[Assigned task]: Quote the part of the banner development notes starting with "How the preview" and going on through "Wikipedia at https://de.wikipedia.org.", word for word.

[Text excerpt]:
===

To build the "thank you" banners, run npm run build:thankyou instead of npm run build.

Creating A/B tests

TODO: Rewrite this section for different types of tests (text changes, style changes, different behavior)

Directory structure

  • banners/: Contains subdirectories for each channel and the campaigns in each channel. Subfolder names should match the channel names (top-level configuration sections in campaign_info.toml) and campaigns names, but are not required to match. Example: banners/desktop/C24_WPDE_Desktop_01: contains the entry points and the banner components for the desktop campaign.
  • dashboard/: Dashboard UI that displays the overview of the banners in development mode.
  • dist/: compiled banner code
  • src/: All TypeScript code and components shared between banners
    • components/: Vue single-file components. Each component can be in a subdirectory.
  • test/: Unit and component tests
    • unit: Unit tests for small library functions.
    • components: Unit tests for components
    • features: Collections of banner feature tests. They are not standalone, but a library for the tests in test/banner
    • banner: Banner feature tests for each banner. File structure follows the pattern test/banner/CHANNELNAME/CAMPAIGN_NAME
  • themes/: Theme style files
    • theme1/: Theme folder for one theme, containing files for components. The directory structure inside the theme folder should replicate the directory structure in src/components/
  • webpack/: Files related how we build the banners with webpack: Webpack plugins and loaders, a class that can process information from campaign_info.toml into smaller chunks.

Banner themes

Each component in src/components defines their "layout" style (positioning, flex, padding reset, etc) inside its <style> section.

You must put all other styling (colors, fonts, borders, etc.)in a theme file of the same name as the component.
Example: The theme files for the themes foo and bar for the component src/components/Icons/CloseIcon.vue are themes/foo/Icons/CloseIcon.scss and themes/bar/Icons/CloseIcon.scss

Each banner has a styles.scss file that imports all the component styles. You must import this style file in the <style> section of the top-most component, e.g. banners/desktop/components/MainBanner.vue:

<style>
@use "../styles/styles";
</style

At the moment, you have to know which components a banner uses and add and remove the right @use statements for the component theme files to styles.scss. In the future we might use Webpack to validate the imports.

Conventions when writing unit tests

  1. All test files must end in .spec.ts
  2. Component tests must match the directory structure in src/components/. test file name must match component file name (PascalCase) with .spec.ts instead of .vue suffix.
  3. Unit tests should replicate the directory structure and names (snake_case) in the src/ directory.
  4. Component tests should test:
    • Props have an effect. If a prop has a limited value range, e.g. boolean or a set of strings, test all possible values.
    • Computed properties
    • Event handlers
    • Passing props to children
    • Slots
  5. Use shallowMount instead of mount in every test where you don't need to check the values of child components.

How the preview feature works

  • The Webpack dev server loads the file dashboard/index.html, which requests a small Vue application inside the dashboard directory. The application renders an overview of campaigns and banners, generated from campaign_info.toml.
  • webpack-dev-server has the ability to act as a proxy for certain URL paths, meaning that it will fetch the content for that path from a configured URL in the background and serve it transparently from the local host. The configuration tells the web server to relay the paths /w, /wiki and /static to the German Wikipedia at https://de.wikipedia.org.
  • There are two meta banners that read the devbanner parameter from the URL and insert it in a script tag with the same host name as the Webpack server (e.g. localhost or 10.0.2.2).

For offline previewing of banners for wikipedia.de (when the banner server is not available), you can use the URL http://localhost:8084/wpde-offline?devbanner=YOUR_BANNER_NAME (replacing the placeholder by copy-pasting from campaign_info.toml). In the future, we might add an "offline mode" that's integrated into the dashboard and works without proxying.

===

[Entries supplied]:
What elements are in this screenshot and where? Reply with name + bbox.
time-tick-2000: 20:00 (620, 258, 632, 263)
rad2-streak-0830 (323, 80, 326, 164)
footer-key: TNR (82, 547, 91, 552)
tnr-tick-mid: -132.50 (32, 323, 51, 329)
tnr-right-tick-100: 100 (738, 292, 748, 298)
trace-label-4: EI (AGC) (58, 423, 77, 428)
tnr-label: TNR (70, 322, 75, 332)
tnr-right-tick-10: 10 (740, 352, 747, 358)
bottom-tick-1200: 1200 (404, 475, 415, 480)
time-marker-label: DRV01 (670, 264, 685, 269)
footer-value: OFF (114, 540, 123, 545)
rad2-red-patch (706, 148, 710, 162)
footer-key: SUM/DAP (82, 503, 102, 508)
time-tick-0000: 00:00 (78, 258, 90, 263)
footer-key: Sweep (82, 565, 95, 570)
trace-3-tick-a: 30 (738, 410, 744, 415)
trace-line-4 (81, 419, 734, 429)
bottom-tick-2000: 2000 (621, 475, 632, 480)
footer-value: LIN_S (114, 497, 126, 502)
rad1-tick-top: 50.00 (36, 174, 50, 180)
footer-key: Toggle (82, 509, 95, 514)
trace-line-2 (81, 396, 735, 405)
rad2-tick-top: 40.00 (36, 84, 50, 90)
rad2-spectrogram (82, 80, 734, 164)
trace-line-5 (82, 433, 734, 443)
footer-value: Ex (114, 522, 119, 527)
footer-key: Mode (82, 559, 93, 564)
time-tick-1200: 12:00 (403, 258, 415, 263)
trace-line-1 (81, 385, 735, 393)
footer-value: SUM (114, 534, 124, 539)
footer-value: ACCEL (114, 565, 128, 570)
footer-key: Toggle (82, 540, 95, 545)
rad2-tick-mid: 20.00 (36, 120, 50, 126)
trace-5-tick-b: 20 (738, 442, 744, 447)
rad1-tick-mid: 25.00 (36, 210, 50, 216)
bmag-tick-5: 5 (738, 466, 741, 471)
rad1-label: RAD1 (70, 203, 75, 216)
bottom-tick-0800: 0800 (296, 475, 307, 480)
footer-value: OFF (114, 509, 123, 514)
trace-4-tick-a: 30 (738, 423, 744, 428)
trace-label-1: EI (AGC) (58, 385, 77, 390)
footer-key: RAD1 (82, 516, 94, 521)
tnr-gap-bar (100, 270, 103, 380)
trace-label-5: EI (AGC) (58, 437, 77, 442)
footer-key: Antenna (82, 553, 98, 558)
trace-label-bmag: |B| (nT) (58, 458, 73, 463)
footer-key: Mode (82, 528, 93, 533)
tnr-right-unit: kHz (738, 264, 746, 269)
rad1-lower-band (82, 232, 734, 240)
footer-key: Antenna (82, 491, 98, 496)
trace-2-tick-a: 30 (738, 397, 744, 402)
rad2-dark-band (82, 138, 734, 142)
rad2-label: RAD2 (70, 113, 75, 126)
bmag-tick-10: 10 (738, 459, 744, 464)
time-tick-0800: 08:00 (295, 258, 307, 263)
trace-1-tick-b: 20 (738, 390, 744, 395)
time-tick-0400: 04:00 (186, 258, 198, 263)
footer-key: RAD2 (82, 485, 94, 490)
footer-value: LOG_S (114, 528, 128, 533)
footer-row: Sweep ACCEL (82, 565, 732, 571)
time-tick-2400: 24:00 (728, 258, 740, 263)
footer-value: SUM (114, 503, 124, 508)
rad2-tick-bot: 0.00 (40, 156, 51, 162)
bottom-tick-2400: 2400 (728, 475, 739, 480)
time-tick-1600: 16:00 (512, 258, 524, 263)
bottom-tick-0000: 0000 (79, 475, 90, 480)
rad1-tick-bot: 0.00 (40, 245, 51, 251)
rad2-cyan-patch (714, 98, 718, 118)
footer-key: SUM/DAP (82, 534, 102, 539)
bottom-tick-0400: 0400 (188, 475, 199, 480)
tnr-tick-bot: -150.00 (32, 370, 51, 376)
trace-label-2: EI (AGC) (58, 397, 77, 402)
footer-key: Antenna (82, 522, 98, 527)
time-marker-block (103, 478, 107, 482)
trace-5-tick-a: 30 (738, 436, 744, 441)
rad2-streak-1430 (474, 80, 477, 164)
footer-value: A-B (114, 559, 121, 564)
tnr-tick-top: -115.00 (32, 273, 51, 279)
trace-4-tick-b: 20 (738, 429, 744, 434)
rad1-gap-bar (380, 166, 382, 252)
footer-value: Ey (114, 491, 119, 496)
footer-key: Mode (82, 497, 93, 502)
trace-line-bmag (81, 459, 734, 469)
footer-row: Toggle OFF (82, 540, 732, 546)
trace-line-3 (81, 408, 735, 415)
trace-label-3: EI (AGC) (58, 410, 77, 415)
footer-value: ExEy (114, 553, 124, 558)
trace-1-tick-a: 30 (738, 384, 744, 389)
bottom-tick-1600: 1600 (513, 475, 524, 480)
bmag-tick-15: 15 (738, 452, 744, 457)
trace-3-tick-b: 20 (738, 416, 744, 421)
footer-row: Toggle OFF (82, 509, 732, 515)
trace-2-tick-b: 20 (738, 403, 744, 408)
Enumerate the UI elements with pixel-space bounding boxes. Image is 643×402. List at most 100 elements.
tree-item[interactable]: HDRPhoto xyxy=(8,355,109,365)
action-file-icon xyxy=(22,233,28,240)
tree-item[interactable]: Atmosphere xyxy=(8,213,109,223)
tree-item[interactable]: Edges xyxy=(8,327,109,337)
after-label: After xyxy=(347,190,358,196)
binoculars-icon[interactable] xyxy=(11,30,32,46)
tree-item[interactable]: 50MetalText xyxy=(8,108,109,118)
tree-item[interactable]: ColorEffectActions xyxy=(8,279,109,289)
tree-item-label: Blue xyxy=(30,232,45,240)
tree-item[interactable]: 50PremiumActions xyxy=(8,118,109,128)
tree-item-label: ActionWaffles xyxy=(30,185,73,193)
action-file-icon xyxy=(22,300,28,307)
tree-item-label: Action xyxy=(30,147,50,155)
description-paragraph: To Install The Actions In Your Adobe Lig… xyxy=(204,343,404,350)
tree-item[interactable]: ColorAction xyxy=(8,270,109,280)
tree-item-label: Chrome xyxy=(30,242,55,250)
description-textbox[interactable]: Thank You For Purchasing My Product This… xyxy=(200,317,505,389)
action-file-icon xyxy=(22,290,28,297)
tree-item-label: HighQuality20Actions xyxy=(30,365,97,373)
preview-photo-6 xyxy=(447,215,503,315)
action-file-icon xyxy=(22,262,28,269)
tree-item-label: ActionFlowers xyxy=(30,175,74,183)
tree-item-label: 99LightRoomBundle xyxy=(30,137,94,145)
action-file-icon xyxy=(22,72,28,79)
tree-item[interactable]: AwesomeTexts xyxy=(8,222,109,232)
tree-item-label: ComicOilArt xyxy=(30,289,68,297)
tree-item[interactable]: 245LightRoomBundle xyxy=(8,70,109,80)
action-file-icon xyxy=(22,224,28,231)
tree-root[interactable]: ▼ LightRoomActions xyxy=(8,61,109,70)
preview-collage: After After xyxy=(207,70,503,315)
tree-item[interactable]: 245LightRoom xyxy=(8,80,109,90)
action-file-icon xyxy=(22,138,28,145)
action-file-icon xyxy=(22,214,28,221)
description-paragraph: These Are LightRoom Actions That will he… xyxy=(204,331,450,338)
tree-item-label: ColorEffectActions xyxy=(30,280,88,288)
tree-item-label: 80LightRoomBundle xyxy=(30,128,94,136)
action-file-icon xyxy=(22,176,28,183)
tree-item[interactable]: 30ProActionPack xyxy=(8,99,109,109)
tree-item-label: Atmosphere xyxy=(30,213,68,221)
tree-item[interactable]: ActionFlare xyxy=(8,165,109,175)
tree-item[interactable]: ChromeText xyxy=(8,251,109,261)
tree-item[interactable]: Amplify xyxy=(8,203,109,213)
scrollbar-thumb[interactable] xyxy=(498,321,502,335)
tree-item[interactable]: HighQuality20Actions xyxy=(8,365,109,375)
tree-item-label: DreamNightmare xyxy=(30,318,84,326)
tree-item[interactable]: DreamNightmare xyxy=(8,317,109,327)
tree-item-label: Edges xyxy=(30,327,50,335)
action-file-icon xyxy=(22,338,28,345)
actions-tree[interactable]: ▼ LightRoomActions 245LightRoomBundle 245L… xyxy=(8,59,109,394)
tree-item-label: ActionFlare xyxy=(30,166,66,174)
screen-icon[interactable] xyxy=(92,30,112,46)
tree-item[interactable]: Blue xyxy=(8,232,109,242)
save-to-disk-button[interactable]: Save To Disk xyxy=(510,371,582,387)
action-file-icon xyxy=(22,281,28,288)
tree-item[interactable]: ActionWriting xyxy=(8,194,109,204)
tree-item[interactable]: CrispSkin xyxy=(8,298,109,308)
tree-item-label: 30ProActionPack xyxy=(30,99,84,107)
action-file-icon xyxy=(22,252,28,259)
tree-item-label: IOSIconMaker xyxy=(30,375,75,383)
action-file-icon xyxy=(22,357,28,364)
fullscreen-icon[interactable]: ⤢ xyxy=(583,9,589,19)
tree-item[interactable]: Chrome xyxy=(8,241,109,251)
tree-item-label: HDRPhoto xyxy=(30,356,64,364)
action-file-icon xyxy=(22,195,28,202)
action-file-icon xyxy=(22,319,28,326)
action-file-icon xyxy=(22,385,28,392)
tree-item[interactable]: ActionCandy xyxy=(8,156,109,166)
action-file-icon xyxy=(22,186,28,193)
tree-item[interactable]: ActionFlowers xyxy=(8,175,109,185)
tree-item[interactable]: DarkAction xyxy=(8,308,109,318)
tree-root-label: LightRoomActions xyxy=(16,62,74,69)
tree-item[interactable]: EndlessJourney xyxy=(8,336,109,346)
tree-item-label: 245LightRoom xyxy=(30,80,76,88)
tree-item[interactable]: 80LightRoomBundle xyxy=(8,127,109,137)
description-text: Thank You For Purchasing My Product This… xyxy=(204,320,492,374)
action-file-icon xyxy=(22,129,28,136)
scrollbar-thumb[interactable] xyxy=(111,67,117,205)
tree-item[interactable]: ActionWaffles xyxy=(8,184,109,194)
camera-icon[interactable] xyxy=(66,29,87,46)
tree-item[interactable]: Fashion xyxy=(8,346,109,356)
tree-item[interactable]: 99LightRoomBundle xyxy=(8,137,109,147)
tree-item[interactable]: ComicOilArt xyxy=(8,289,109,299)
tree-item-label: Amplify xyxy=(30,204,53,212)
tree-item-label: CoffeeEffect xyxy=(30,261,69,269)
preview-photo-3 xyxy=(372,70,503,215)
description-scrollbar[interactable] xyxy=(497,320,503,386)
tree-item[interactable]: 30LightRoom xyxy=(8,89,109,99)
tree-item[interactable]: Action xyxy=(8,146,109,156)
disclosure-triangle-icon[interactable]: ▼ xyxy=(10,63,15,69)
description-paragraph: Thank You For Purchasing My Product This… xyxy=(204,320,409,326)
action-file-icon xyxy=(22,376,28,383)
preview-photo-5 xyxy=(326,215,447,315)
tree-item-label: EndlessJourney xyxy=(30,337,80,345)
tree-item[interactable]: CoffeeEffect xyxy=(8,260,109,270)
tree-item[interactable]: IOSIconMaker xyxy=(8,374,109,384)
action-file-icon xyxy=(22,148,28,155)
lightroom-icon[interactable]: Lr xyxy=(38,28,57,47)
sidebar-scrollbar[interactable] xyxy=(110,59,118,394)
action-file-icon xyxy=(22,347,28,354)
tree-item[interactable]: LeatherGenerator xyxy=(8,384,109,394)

===

[Written solution]:
How the preview feature works

  • The Webpack dev server loads the file dashboard/index.html, which requests a small Vue application inside the dashboard directory. The application renders an overview of campaigns and banners, generated from campaign_info.toml.
  • webpack-dev-server has the ability to act as a proxy for certain URL paths, meaning that it will fetch the content for that path from a configured URL in the background and serve it transparently from the local host. The configuration tells the web server to relay the paths /w, /wiki and /static to the German Wikipedia at https://de.wikipedia.org.